* DO THIS *
Please give the count of lines holding the string "build" and nothing besides.

• • • • • • •

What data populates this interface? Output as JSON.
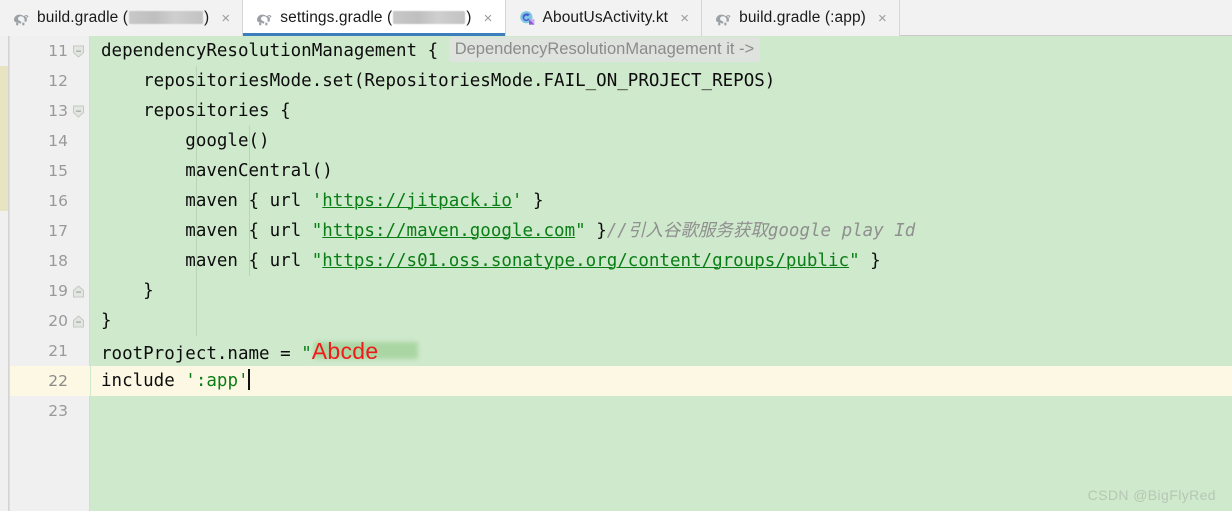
{
  "window": {
    "app": "Android Studio Editor",
    "watermark": "CSDN @BigFlyRed"
  },
  "tabs": [
    {
      "label": "build.gradle (",
      "suffix": ")",
      "icon": "gradle-icon",
      "redacted": true,
      "active": false,
      "close": "×"
    },
    {
      "label": "settings.gradle (",
      "suffix": ")",
      "icon": "gradle-icon",
      "redacted": true,
      "active": true,
      "close": "×"
    },
    {
      "label": "AboutUsActivity.kt",
      "suffix": "",
      "icon": "kotlin-icon",
      "redacted": false,
      "active": false,
      "close": "×"
    },
    {
      "label": "build.gradle (:app)",
      "suffix": "",
      "icon": "gradle-icon",
      "redacted": false,
      "active": false,
      "close": "×"
    }
  ],
  "editor": {
    "first_line": 11,
    "current_line": 22,
    "caret_line": 22,
    "inlay_hint": "DependencyResolutionManagement it ->",
    "annotation": "Abcde",
    "colors": {
      "background": "#cfe9cc",
      "current_line": "#fdf8e3",
      "gutter": "#f0f0f0",
      "string": "#0a7d16",
      "comment": "#8f8f8f",
      "annotation": "#ef1b1b",
      "active_tab_underline": "#3d7ebd"
    },
    "lines": [
      {
        "n": 11,
        "text": "dependencyResolutionManagement {",
        "fold": "collapse-top"
      },
      {
        "n": 12,
        "text": "    repositoriesMode.set(RepositoriesMode.FAIL_ON_PROJECT_REPOS)",
        "fold": ""
      },
      {
        "n": 13,
        "text": "    repositories {",
        "fold": "collapse-top"
      },
      {
        "n": 14,
        "text": "        google()",
        "fold": ""
      },
      {
        "n": 15,
        "text": "        mavenCentral()",
        "fold": ""
      },
      {
        "n": 16,
        "text": "        maven { url 'https://jitpack.io' }",
        "url": "https://jitpack.io",
        "fold": ""
      },
      {
        "n": 17,
        "text": "        maven { url \"https://maven.google.com\" }//引入谷歌服务获取google play Id",
        "url": "https://maven.google.com",
        "comment": "//引入谷歌服务获取google play Id",
        "fold": ""
      },
      {
        "n": 18,
        "text": "        maven { url \"https://s01.oss.sonatype.org/content/groups/public\" }",
        "url": "https://s01.oss.sonatype.org/content/groups/public",
        "fold": ""
      },
      {
        "n": 19,
        "text": "    }",
        "fold": "collapse-bottom"
      },
      {
        "n": 20,
        "text": "}",
        "fold": "collapse-bottom"
      },
      {
        "n": 21,
        "text": "rootProject.name = \"Abcde\"",
        "fold": ""
      },
      {
        "n": 22,
        "text": "include ':app'",
        "string": "':app'",
        "fold": ""
      },
      {
        "n": 23,
        "text": "",
        "fold": ""
      }
    ]
  }
}
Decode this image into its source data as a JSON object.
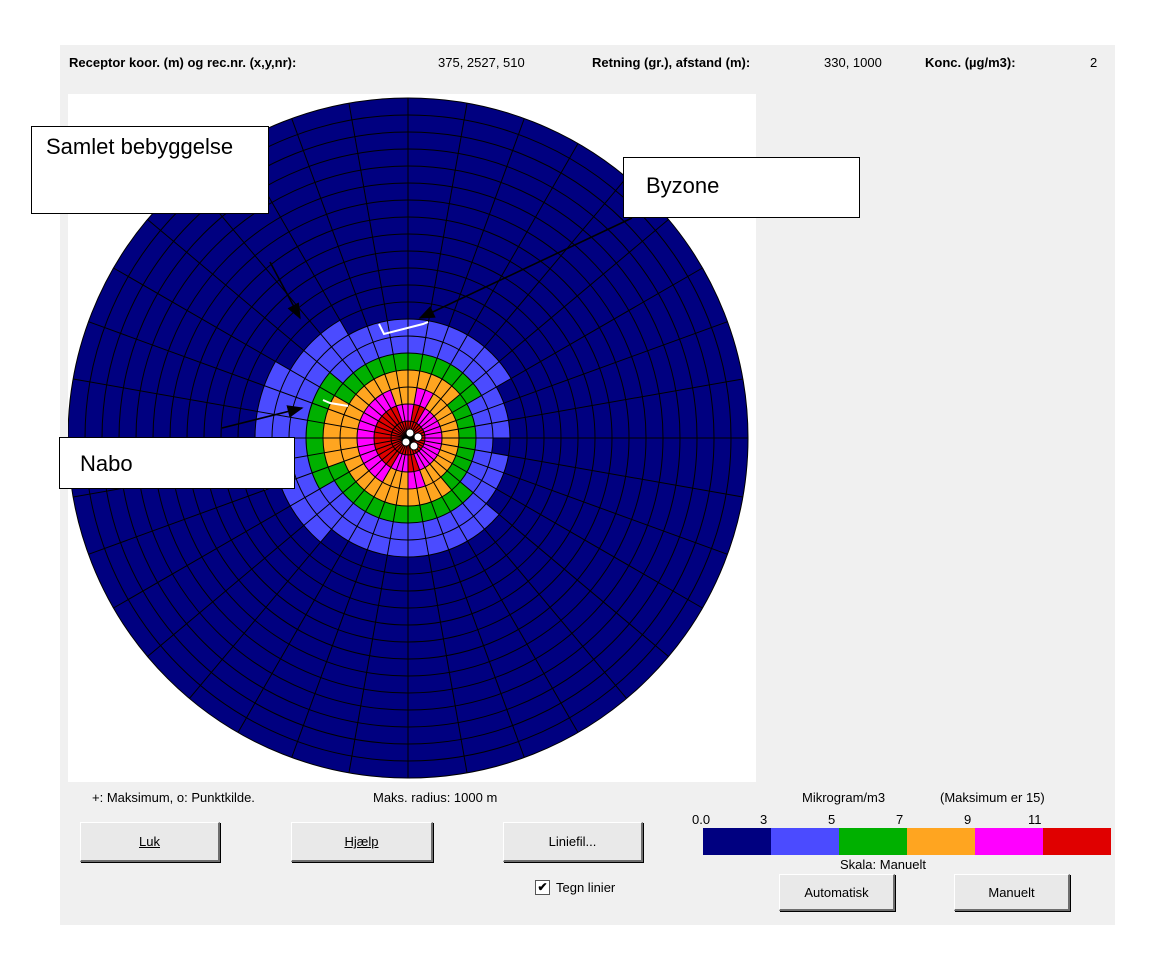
{
  "header": {
    "receptor_label": "Receptor koor. (m) og rec.nr. (x,y,nr):",
    "receptor_value": "375, 2527, 510",
    "direction_label": "Retning (gr.), afstand (m):",
    "direction_value": "330, 1000",
    "conc_label": "Konc. (µg/m3):",
    "conc_value": "2"
  },
  "callouts": {
    "samlet": "Samlet bebyggelse",
    "byzone": "Byzone",
    "nabo": "Nabo"
  },
  "status": {
    "legend_text": "+: Maksimum,  o: Punktkilde.",
    "radius_text": "Maks. radius:  1000 m"
  },
  "buttons": {
    "luk": "Luk",
    "hjaelp": "Hjælp",
    "liniefil": "Liniefil...",
    "automatisk": "Automatisk",
    "manuelt": "Manuelt"
  },
  "checkbox": {
    "label": "Tegn linier",
    "checked": true
  },
  "legend": {
    "unit": "Mikrogram/m3",
    "max_text": "(Maksimum er 15)",
    "scale_text": "Skala:  Manuelt",
    "ticks": [
      "0.0",
      "3",
      "5",
      "7",
      "9",
      "11"
    ],
    "colors": [
      "#000080",
      "#4b4bff",
      "#00b000",
      "#ffa520",
      "#ff00ff",
      "#e00000"
    ]
  },
  "plot": {
    "rings": 20,
    "sectors": 36,
    "max_radius_m": 1000,
    "background_color": "#000080",
    "grid_color": "#000000"
  }
}
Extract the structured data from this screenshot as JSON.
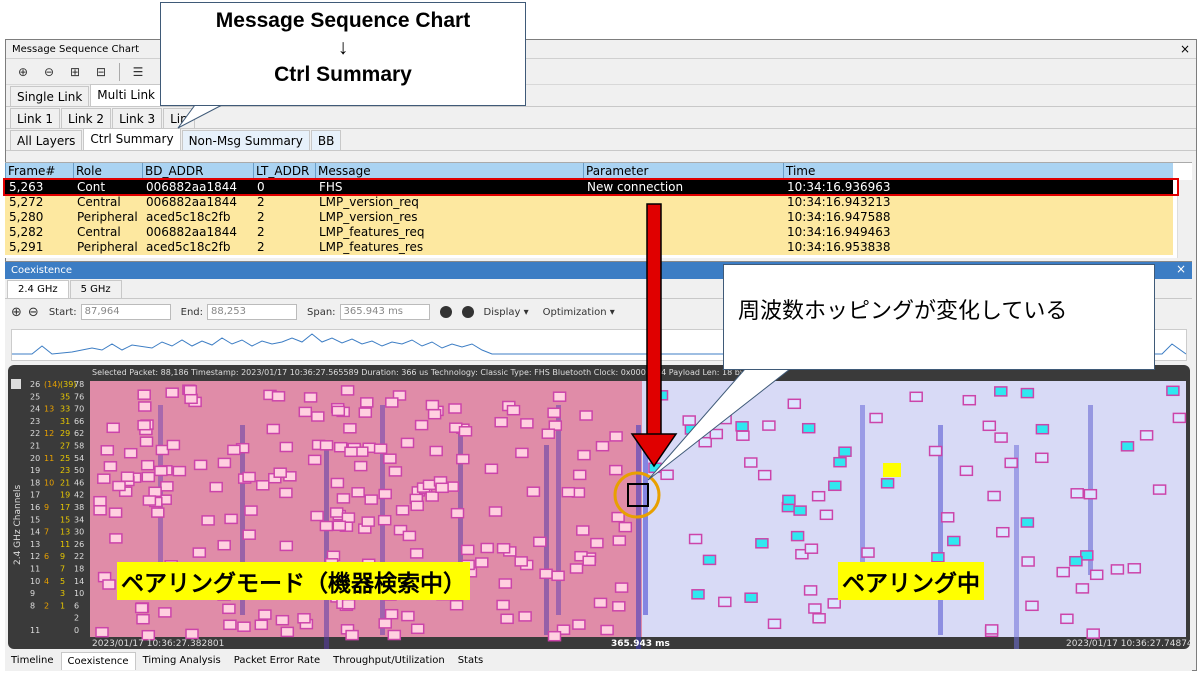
{
  "msc": {
    "title": "Message Sequence Chart",
    "close": "×",
    "link_tabs": [
      "Single Link",
      "Multi Link"
    ],
    "sub_tabs": [
      "Link 1",
      "Link 2",
      "Link 3",
      "Lin"
    ],
    "layer_tabs": [
      "All Layers",
      "Ctrl Summary",
      "Non-Msg Summary",
      "BB"
    ],
    "columns": [
      "Frame#",
      "Role",
      "BD_ADDR",
      "LT_ADDR",
      "Message",
      "Parameter",
      "Time"
    ],
    "rows": [
      [
        "5,263",
        "Cont",
        "006882aa1844",
        "0",
        "FHS",
        "New connection",
        "10:34:16.936963"
      ],
      [
        "5,272",
        "Central",
        "006882aa1844",
        "2",
        "LMP_version_req",
        "",
        "10:34:16.943213"
      ],
      [
        "5,280",
        "Peripheral",
        "aced5c18c2fb",
        "2",
        "LMP_version_res",
        "",
        "10:34:16.947588"
      ],
      [
        "5,282",
        "Central",
        "006882aa1844",
        "2",
        "LMP_features_req",
        "",
        "10:34:16.949463"
      ],
      [
        "5,291",
        "Peripheral",
        "aced5c18c2fb",
        "2",
        "LMP_features_res",
        "",
        "10:34:16.953838"
      ]
    ]
  },
  "coex": {
    "title": "Coexistence",
    "close": "×",
    "freq_tabs": [
      "2.4 GHz",
      "5 GHz"
    ],
    "start_label": "Start:",
    "start_value": "87,964",
    "end_label": "End:",
    "end_value": "88,253",
    "span_label": "Span:",
    "span_value": "365.943 ms",
    "display_menu": "Display",
    "optimization_menu": "Optimization",
    "info": "Selected Packet: 88,186    Timestamp: 2023/01/17 10:36:27.565589    Duration: 366 us    Technology: Classic    Type: FHS    Bluetooth Clock: 0x0007134    Payload Len: 18 bytes",
    "y_axis_label": "2.4 GHz Channels",
    "ticks": [
      [
        "26",
        "(14)",
        "(39)",
        "78"
      ],
      [
        "25",
        "",
        "35",
        "76"
      ],
      [
        "24",
        "13",
        "33",
        "70"
      ],
      [
        "23",
        "",
        "31",
        "66"
      ],
      [
        "22",
        "12",
        "29",
        "62"
      ],
      [
        "21",
        "",
        "27",
        "58"
      ],
      [
        "20",
        "11",
        "25",
        "54"
      ],
      [
        "19",
        "",
        "23",
        "50"
      ],
      [
        "18",
        "10",
        "21",
        "46"
      ],
      [
        "17",
        "",
        "19",
        "42"
      ],
      [
        "16",
        "9",
        "17",
        "38"
      ],
      [
        "15",
        "",
        "15",
        "34"
      ],
      [
        "14",
        "7",
        "13",
        "30"
      ],
      [
        "13",
        "",
        "11",
        "26"
      ],
      [
        "12",
        "6",
        "9",
        "22"
      ],
      [
        "11",
        "",
        "7",
        "18"
      ],
      [
        "10",
        "4",
        "5",
        "14"
      ],
      [
        "9",
        "",
        "3",
        "10"
      ],
      [
        "8",
        "2",
        "1",
        "6"
      ],
      [
        "",
        "",
        "",
        "2"
      ],
      [
        "11",
        "",
        "",
        "0"
      ]
    ],
    "start_time": "2023/01/17 10:36:27.382801",
    "span_center": "365.943 ms",
    "end_time": "2023/01/17 10:36:27.748744"
  },
  "bottom_tabs": [
    "Timeline",
    "Coexistence",
    "Timing Analysis",
    "Packet Error Rate",
    "Throughput/Utilization",
    "Stats"
  ],
  "annotations": {
    "callout_top_line1": "Message  Sequence Chart",
    "callout_top_arrow": "↓",
    "callout_top_line2": "Ctrl Summary",
    "callout_right": "周波数ホッピングが変化している",
    "label_left": "ペアリングモード（機器検索中）",
    "label_right": "ペアリング中"
  },
  "colors": {
    "accent": "#3c7dc4",
    "highlight": "#ffff00",
    "selection_box": "#e00000",
    "pink_region": "#e08ca8",
    "blue_region": "#d8daf6"
  }
}
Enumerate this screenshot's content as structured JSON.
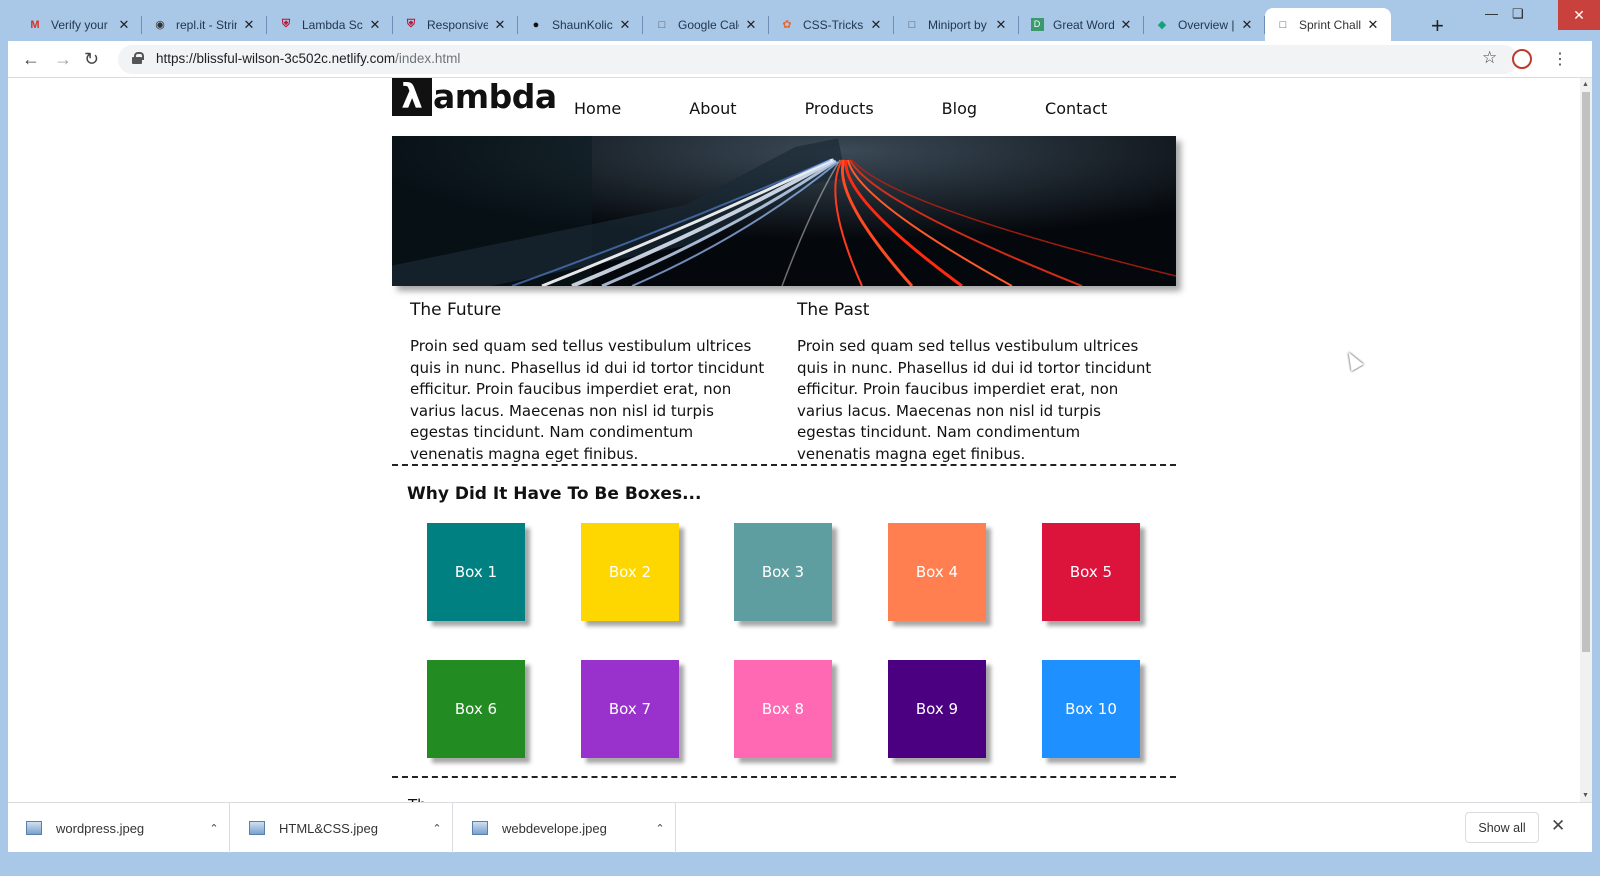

• • • • • • •

* OUTPUT BELOW *
2